▸ **任务目标**
下面有一篇讲解如何把数字重排成能被30整除的最大数的解题文字，从它停下的地方接着写。

▸ **文本摘录**
方法一:数论分析简单
分析 x%30 == 0 等价于 x % 3 == 0 && x % 10 == 0
如果想要%10 则最后一位为0;
如果想要%3 则各位的数字之和可以%3 ==0;
所以如果想要最大值,那么一定是逆序排列!
#include <bits/stdc++.h>
using namespace std;
#define int long long
//typedef long long ll;
//typedef pair<int, int> PII;
// const double PI = 3.14159265358979;
//const int MOD=998244353
const int N=2e5+7;
const int INF = 0x3f3f3f3f;
//vector<int>ve;
void solve()
{
string s;
cin >> s;
sort(s.begin(), s.end(),greater<>());
if(stoi(s) % 30 ==0) cout << s <<endl;
else cout << -1 <<endl;
}
signed main()
{
ios::sync_with_stdio(false);
cin.tie(0);cout.tie(0);
int T=1;
// cin >> T;
while(T--) solve();
return 0;
}
方法二:dfs搜索
#include <bits/stdc++.h>
using namespace std;
// #define int long long
// typedef long long ll;
// typedef pair<int, int> PII;
// const double PI = 3.14159265358979;
// const int MOD=998244353
const int N = 2e5 + 7;
const int INF = 0x3f3f3f3f;
// vector<int>ve;
string s;
int cnt[9];
int res = -1;
int n;
void dfs(int u, int s)
{
if (u == n && s % 30 == 0)
{
res = max(res, s);
return;
}
for (int i = 0; i <= 9; i++)
{
if (cnt[i])

▸ **数据摘录**
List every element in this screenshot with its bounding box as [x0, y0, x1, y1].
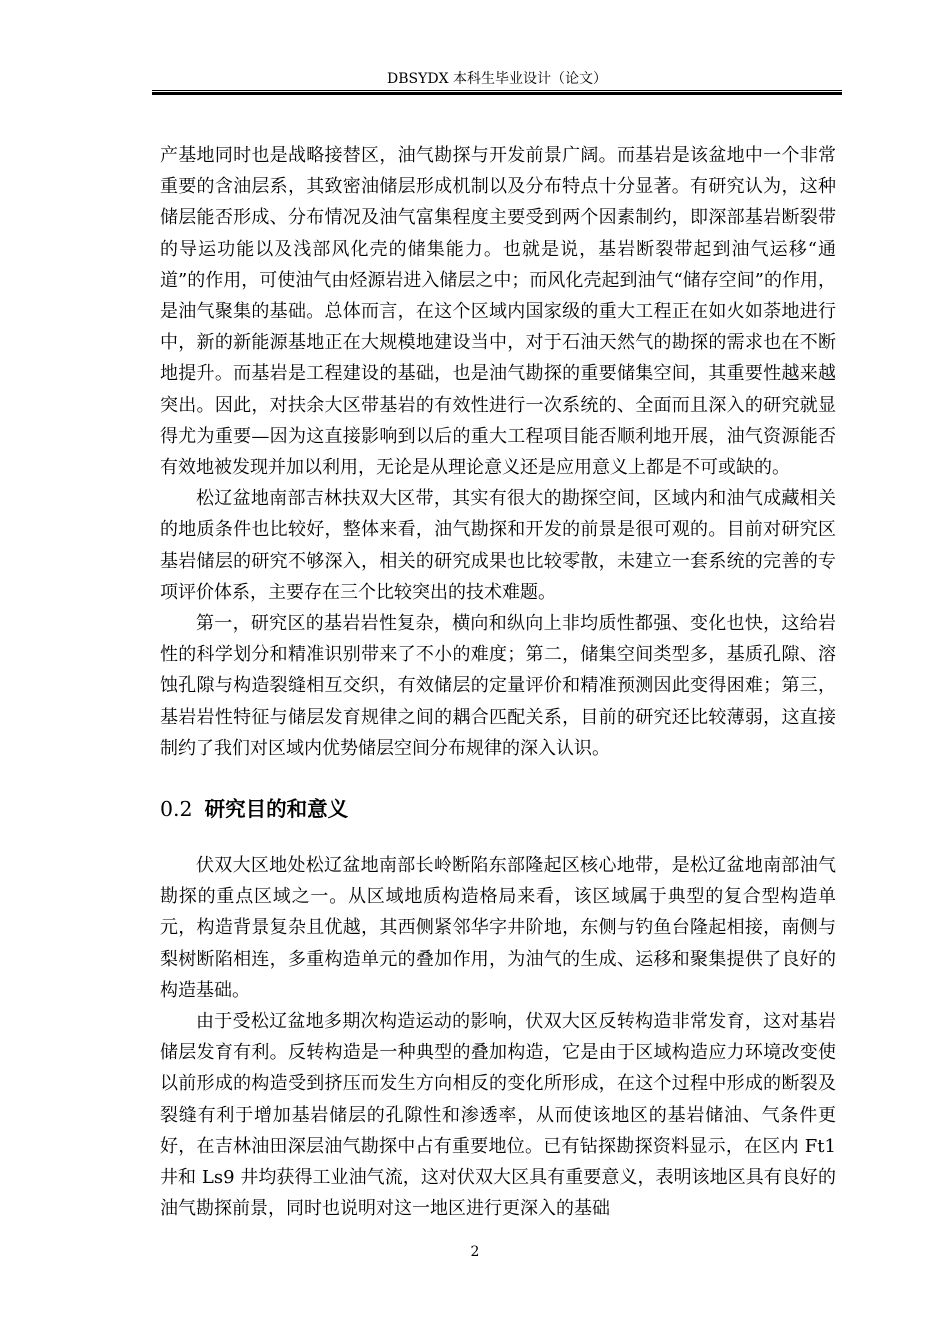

▸ **回答如下**
{
cnt[i]--;
dfs(u + 1, s * 10 + i);
cnt[i]++;
}
}
}
void solve()
{
cin >> s;
n = s.size();
for (int i = 0; i < s.size(); i++)
cnt[s[i] - '0']++;
dfs(0,0);
cout << res << endl;
}
signed main()
{
ios::sync_with_stdio(false);
cin.tie(0);
cout.tie(0);
int T = 1;
// cin >> T;
while (T--)
solve();
return 0;
}
方法三:搜索,使用next_permutation()函数
#include <bits/stdc++.h>
using namespace std;
string s;
int n;
int a[9];
int ans = -1;
int main()
{
cin >> s;
n = s.size();
for (int i = 0; i < n; i++)
a[i] = s[i] - '0';
sort(a, a + n);
do
{
int res = 0;
for (int i = 0; i < n; i++)
res = res * 10 + a[i];
if (res % 30 == 0)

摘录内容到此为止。